──────── Supplied material

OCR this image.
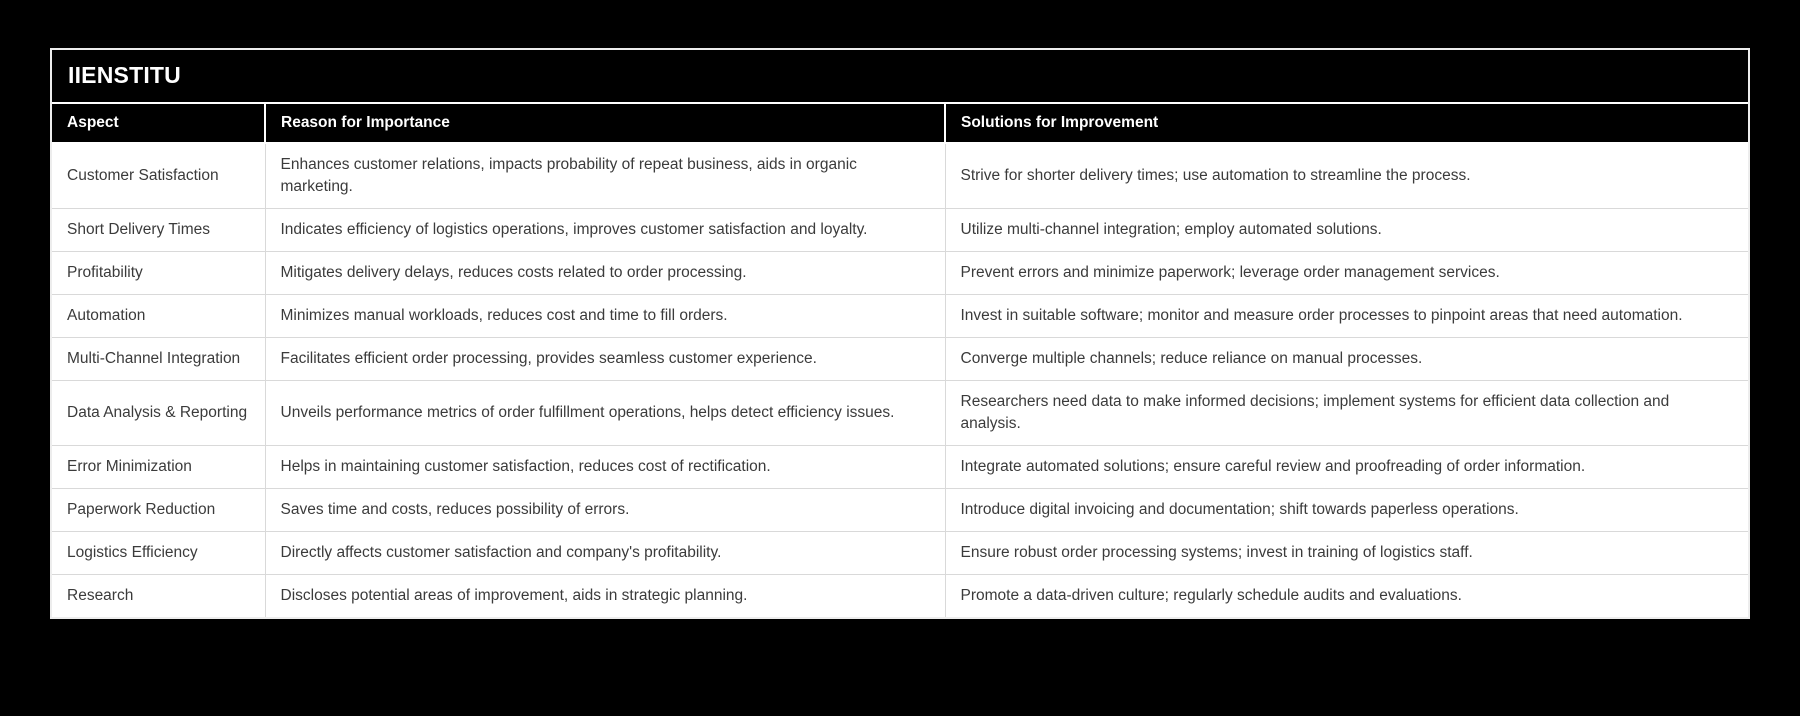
IIENSTITU
Aspect	Reason for Importance	Solutions for Improvement
Customer Satisfaction	Enhances customer relations, impacts probability of repeat business, aids in organic marketing.	Strive for shorter delivery times; use automation to streamline the process.
Short Delivery Times	Indicates efficiency of logistics operations, improves customer satisfaction and loyalty.	Utilize multi-channel integration; employ automated solutions.
Profitability	Mitigates delivery delays, reduces costs related to order processing.	Prevent errors and minimize paperwork; leverage order management services.
Automation	Minimizes manual workloads, reduces cost and time to fill orders.	Invest in suitable software; monitor and measure order processes to pinpoint areas that need automation.
Multi-Channel Integration	Facilitates efficient order processing, provides seamless customer experience.	Converge multiple channels; reduce reliance on manual processes.
Data Analysis & Reporting	Unveils performance metrics of order fulfillment operations, helps detect efficiency issues.	Researchers need data to make informed decisions; implement systems for efficient data collection and analysis.
Error Minimization	Helps in maintaining customer satisfaction, reduces cost of rectification.	Integrate automated solutions; ensure careful review and proofreading of order information.
Paperwork Reduction	Saves time and costs, reduces possibility of errors.	Introduce digital invoicing and documentation; shift towards paperless operations.
Logistics Efficiency	Directly affects customer satisfaction and company's profitability.	Ensure robust order processing systems; invest in training of logistics staff.
Research	Discloses potential areas of improvement, aids in strategic planning.	Promote a data-driven culture; regularly schedule audits and evaluations.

────────────────

* [Problem statement]: Copy the records exactly. Skip the pictures.

* [Reply to the exercise]:
OCR this image.
IIENSTITU
Aspect	Reason for Importance	Solutions for Improvement
Customer Satisfaction	Enhances customer relations, impacts probability of repeat business, aids in organic marketing.	Strive for shorter delivery times; use automation to streamline the process.
Short Delivery Times	Indicates efficiency of logistics operations, improves customer satisfaction and loyalty.	Utilize multi-channel integration; employ automated solutions.
Profitability	Mitigates delivery delays, reduces costs related to order processing.	Prevent errors and minimize paperwork; leverage order management services.
Automation	Minimizes manual workloads, reduces cost and time to fill orders.	Invest in suitable software; monitor and measure order processes to pinpoint areas that need automation.
Multi-Channel Integration	Facilitates efficient order processing, provides seamless customer experience.	Converge multiple channels; reduce reliance on manual processes.
Data Analysis & Reporting	Unveils performance metrics of order fulfillment operations, helps detect efficiency issues.	Researchers need data to make informed decisions; implement systems for efficient data collection and analysis.
Error Minimization	Helps in maintaining customer satisfaction, reduces cost of rectification.	Integrate automated solutions; ensure careful review and proofreading of order information.
Paperwork Reduction	Saves time and costs, reduces possibility of errors.	Introduce digital invoicing and documentation; shift towards paperless operations.
Logistics Efficiency	Directly affects customer satisfaction and company's profitability.	Ensure robust order processing systems; invest in training of logistics staff.
Research	Discloses potential areas of improvement, aids in strategic planning.	Promote a data-driven culture; regularly schedule audits and evaluations.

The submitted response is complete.